[Layout coordinate data]
-=-=-=-=-

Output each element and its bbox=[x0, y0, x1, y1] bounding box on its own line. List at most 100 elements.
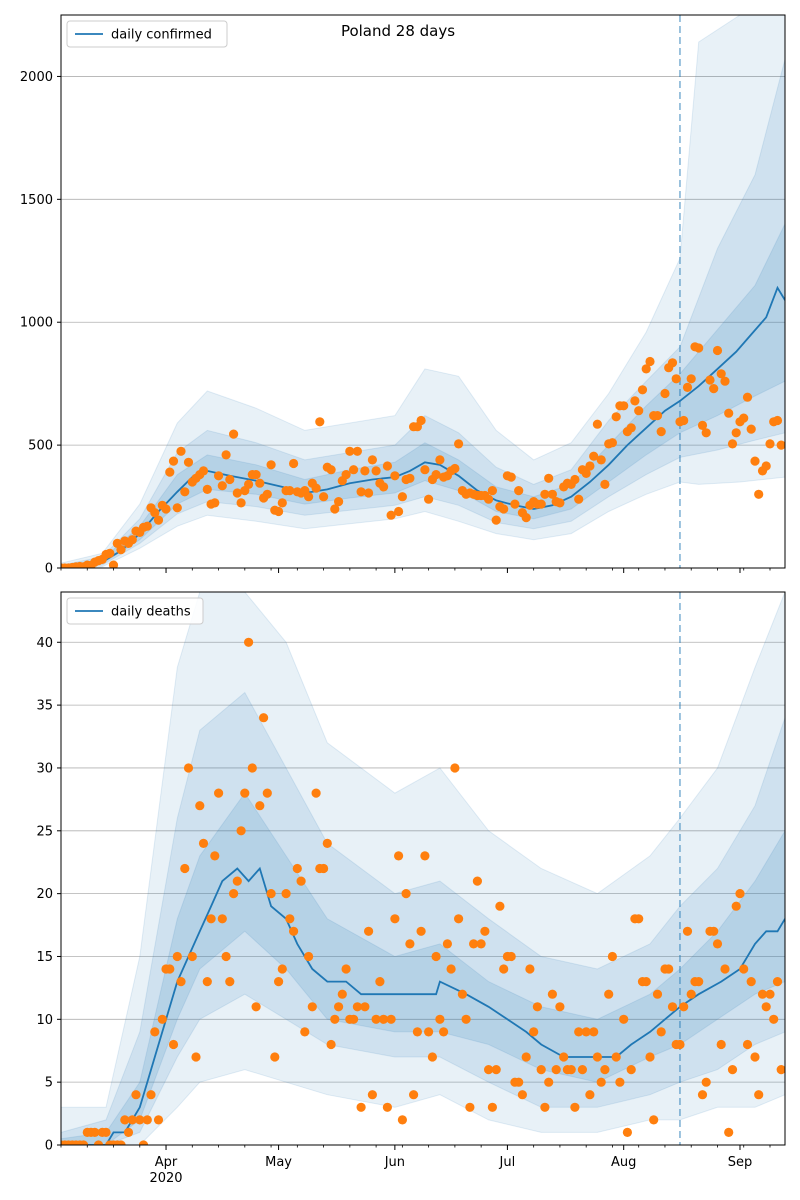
x-tick-label: Apr bbox=[155, 1155, 178, 1170]
observed-point bbox=[765, 989, 775, 999]
observed-point bbox=[652, 989, 663, 999]
observed-point bbox=[405, 473, 415, 483]
observed-point bbox=[232, 488, 242, 498]
observed-point bbox=[93, 1140, 104, 1145]
observed-point bbox=[465, 1102, 475, 1112]
observed-point bbox=[424, 494, 434, 504]
observed-point bbox=[517, 1090, 528, 1100]
observed-point bbox=[754, 489, 764, 499]
observed-point bbox=[487, 1102, 497, 1112]
observed-point bbox=[341, 964, 351, 974]
observed-point bbox=[484, 494, 494, 504]
observed-point bbox=[420, 465, 430, 475]
observed-point bbox=[544, 1077, 554, 1087]
observed-point bbox=[472, 876, 482, 886]
observed-point bbox=[772, 415, 783, 426]
observed-point bbox=[581, 468, 591, 478]
observed-point bbox=[300, 1027, 310, 1037]
observed-point bbox=[176, 977, 186, 987]
observed-point bbox=[165, 467, 175, 477]
legend: daily confirmed bbox=[66, 20, 228, 48]
observed-point bbox=[142, 521, 152, 531]
observed-point bbox=[367, 1090, 377, 1100]
observed-point bbox=[274, 977, 284, 987]
observed-point bbox=[330, 1014, 340, 1024]
x-tick-label: Aug bbox=[611, 1155, 636, 1170]
observed-point bbox=[319, 492, 329, 502]
observed-point bbox=[641, 977, 651, 987]
observed-point bbox=[645, 1052, 655, 1062]
observed-point bbox=[127, 1115, 137, 1125]
observed-point bbox=[679, 1002, 689, 1012]
legend-box bbox=[66, 20, 228, 48]
observed-point bbox=[379, 1014, 389, 1024]
observed-point bbox=[259, 713, 269, 723]
observed-point bbox=[544, 473, 554, 483]
observed-point bbox=[289, 458, 299, 469]
observed-point bbox=[656, 1027, 666, 1037]
observed-point bbox=[626, 423, 636, 433]
observed-point bbox=[360, 466, 370, 476]
observed-point bbox=[168, 456, 179, 466]
observed-point bbox=[521, 513, 531, 523]
observed-point bbox=[266, 889, 276, 899]
observed-point bbox=[686, 989, 696, 999]
observed-point bbox=[251, 470, 261, 480]
observed-point bbox=[637, 385, 648, 395]
observed-point bbox=[274, 506, 284, 517]
observed-point bbox=[244, 637, 254, 647]
observed-point bbox=[682, 926, 693, 936]
observed-point bbox=[701, 1077, 711, 1087]
observed-point bbox=[285, 914, 295, 924]
observed-point bbox=[225, 977, 235, 987]
observed-point bbox=[446, 964, 456, 974]
observed-point bbox=[525, 964, 535, 974]
x-tick-label: Sep bbox=[728, 1155, 753, 1170]
observed-point bbox=[712, 939, 723, 949]
observed-point bbox=[330, 504, 340, 514]
observed-point bbox=[191, 1052, 201, 1062]
observed-point bbox=[108, 560, 119, 568]
observed-point bbox=[262, 489, 272, 499]
observed-point bbox=[735, 889, 745, 899]
observed-point bbox=[311, 788, 321, 798]
plot-area bbox=[61, 592, 785, 1145]
observed-point bbox=[214, 788, 224, 798]
observed-point bbox=[750, 456, 760, 466]
observed-point bbox=[214, 471, 224, 481]
y-tick-label: 1000 bbox=[20, 316, 53, 331]
y-tick-label: 35 bbox=[36, 699, 53, 714]
observed-point bbox=[364, 488, 374, 498]
observed-point bbox=[720, 376, 730, 386]
observed-point bbox=[641, 364, 651, 374]
observed-point bbox=[540, 1102, 550, 1112]
observed-point bbox=[622, 1127, 633, 1137]
observed-point bbox=[236, 498, 246, 508]
observed-point bbox=[397, 1115, 407, 1125]
observed-point bbox=[229, 429, 239, 439]
observed-point bbox=[626, 1065, 636, 1075]
y-tick-label: 15 bbox=[36, 950, 53, 965]
observed-point bbox=[514, 1077, 524, 1087]
observed-point bbox=[510, 499, 520, 509]
observed-point bbox=[183, 763, 194, 773]
observed-point bbox=[394, 851, 404, 861]
observed-point bbox=[296, 876, 306, 886]
observed-point bbox=[727, 439, 738, 449]
observed-point bbox=[281, 889, 291, 899]
observed-point bbox=[311, 483, 321, 493]
y-tick-label: 25 bbox=[36, 824, 53, 839]
observed-point bbox=[364, 926, 374, 936]
y-tick-label: 5 bbox=[45, 1076, 53, 1091]
observed-point bbox=[596, 455, 606, 465]
observed-point bbox=[337, 989, 347, 999]
observed-point bbox=[499, 964, 509, 974]
observed-point bbox=[491, 515, 501, 525]
observed-point bbox=[266, 460, 276, 470]
observed-point bbox=[686, 374, 696, 384]
observed-point bbox=[146, 1090, 156, 1100]
observed-point bbox=[731, 428, 741, 438]
observed-point bbox=[461, 1014, 471, 1024]
observed-point bbox=[390, 471, 400, 481]
observed-point bbox=[131, 1090, 141, 1100]
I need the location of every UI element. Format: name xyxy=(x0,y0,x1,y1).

-=-=-=-=-

### Challenge:
Duplicate all of the material above line for line, leaving out the pictures.

### Written answer:
Output each element and its bbox=[x0, y0, x1, y1] bounding box on its own line. List at most 100 elements.
x-tick-label: Apr bbox=[155, 1155, 178, 1170]
observed-point bbox=[765, 989, 775, 999]
observed-point bbox=[652, 989, 663, 999]
observed-point bbox=[405, 473, 415, 483]
observed-point bbox=[232, 488, 242, 498]
observed-point bbox=[93, 1140, 104, 1145]
observed-point bbox=[465, 1102, 475, 1112]
observed-point bbox=[424, 494, 434, 504]
observed-point bbox=[517, 1090, 528, 1100]
observed-point bbox=[754, 489, 764, 499]
observed-point bbox=[487, 1102, 497, 1112]
observed-point bbox=[341, 964, 351, 974]
observed-point bbox=[484, 494, 494, 504]
observed-point bbox=[420, 465, 430, 475]
observed-point bbox=[544, 1077, 554, 1087]
observed-point bbox=[472, 876, 482, 886]
observed-point bbox=[772, 415, 783, 426]
observed-point bbox=[581, 468, 591, 478]
observed-point bbox=[300, 1027, 310, 1037]
observed-point bbox=[176, 977, 186, 987]
observed-point bbox=[165, 467, 175, 477]
legend: daily confirmed bbox=[66, 20, 228, 48]
observed-point bbox=[142, 521, 152, 531]
observed-point bbox=[367, 1090, 377, 1100]
observed-point bbox=[274, 977, 284, 987]
observed-point bbox=[330, 1014, 340, 1024]
x-tick-label: Aug bbox=[611, 1155, 636, 1170]
observed-point bbox=[319, 492, 329, 502]
observed-point bbox=[641, 977, 651, 987]
observed-point bbox=[645, 1052, 655, 1062]
observed-point bbox=[127, 1115, 137, 1125]
observed-point bbox=[679, 1002, 689, 1012]
legend-box bbox=[66, 20, 228, 48]
observed-point bbox=[379, 1014, 389, 1024]
observed-point bbox=[259, 713, 269, 723]
observed-point bbox=[544, 473, 554, 483]
observed-point bbox=[289, 458, 299, 469]
observed-point bbox=[656, 1027, 666, 1037]
observed-point bbox=[626, 423, 636, 433]
observed-point bbox=[360, 466, 370, 476]
observed-point bbox=[168, 456, 179, 466]
observed-point bbox=[521, 513, 531, 523]
observed-point bbox=[266, 889, 276, 899]
observed-point bbox=[686, 989, 696, 999]
observed-point bbox=[251, 470, 261, 480]
observed-point bbox=[637, 385, 648, 395]
observed-point bbox=[274, 506, 284, 517]
observed-point bbox=[244, 637, 254, 647]
observed-point bbox=[682, 926, 693, 936]
observed-point bbox=[701, 1077, 711, 1087]
observed-point bbox=[285, 914, 295, 924]
observed-point bbox=[225, 977, 235, 987]
observed-point bbox=[446, 964, 456, 974]
observed-point bbox=[525, 964, 535, 974]
x-tick-label: Sep bbox=[728, 1155, 753, 1170]
observed-point bbox=[712, 939, 723, 949]
observed-point bbox=[330, 504, 340, 514]
observed-point bbox=[191, 1052, 201, 1062]
observed-point bbox=[108, 560, 119, 568]
observed-point bbox=[262, 489, 272, 499]
observed-point bbox=[735, 889, 745, 899]
observed-point bbox=[311, 788, 321, 798]
plot-area bbox=[61, 592, 785, 1145]
observed-point bbox=[214, 788, 224, 798]
observed-point bbox=[750, 456, 760, 466]
observed-point bbox=[214, 471, 224, 481]
y-tick-label: 1000 bbox=[20, 316, 53, 331]
y-tick-label: 35 bbox=[36, 699, 53, 714]
observed-point bbox=[364, 488, 374, 498]
observed-point bbox=[720, 376, 730, 386]
observed-point bbox=[641, 364, 651, 374]
observed-point bbox=[540, 1102, 550, 1112]
observed-point bbox=[622, 1127, 633, 1137]
observed-point bbox=[236, 498, 246, 508]
observed-point bbox=[397, 1115, 407, 1125]
observed-point bbox=[229, 429, 239, 439]
observed-point bbox=[626, 1065, 636, 1075]
y-tick-label: 15 bbox=[36, 950, 53, 965]
observed-point bbox=[514, 1077, 524, 1087]
observed-point bbox=[510, 499, 520, 509]
observed-point bbox=[183, 763, 194, 773]
observed-point bbox=[394, 851, 404, 861]
observed-point bbox=[296, 876, 306, 886]
observed-point bbox=[727, 439, 738, 449]
observed-point bbox=[281, 889, 291, 899]
observed-point bbox=[311, 483, 321, 493]
y-tick-label: 25 bbox=[36, 824, 53, 839]
observed-point bbox=[364, 926, 374, 936]
y-tick-label: 5 bbox=[45, 1076, 53, 1091]
observed-point bbox=[596, 455, 606, 465]
observed-point bbox=[337, 989, 347, 999]
observed-point bbox=[499, 964, 509, 974]
observed-point bbox=[491, 515, 501, 525]
observed-point bbox=[266, 460, 276, 470]
observed-point bbox=[686, 374, 696, 384]
observed-point bbox=[146, 1090, 156, 1100]
observed-point bbox=[731, 428, 741, 438]
observed-point bbox=[461, 1014, 471, 1024]
observed-point bbox=[390, 471, 400, 481]
observed-point bbox=[131, 1090, 141, 1100]
I need the location of every UI element. Format: name xyxy=(x0,y0,x1,y1).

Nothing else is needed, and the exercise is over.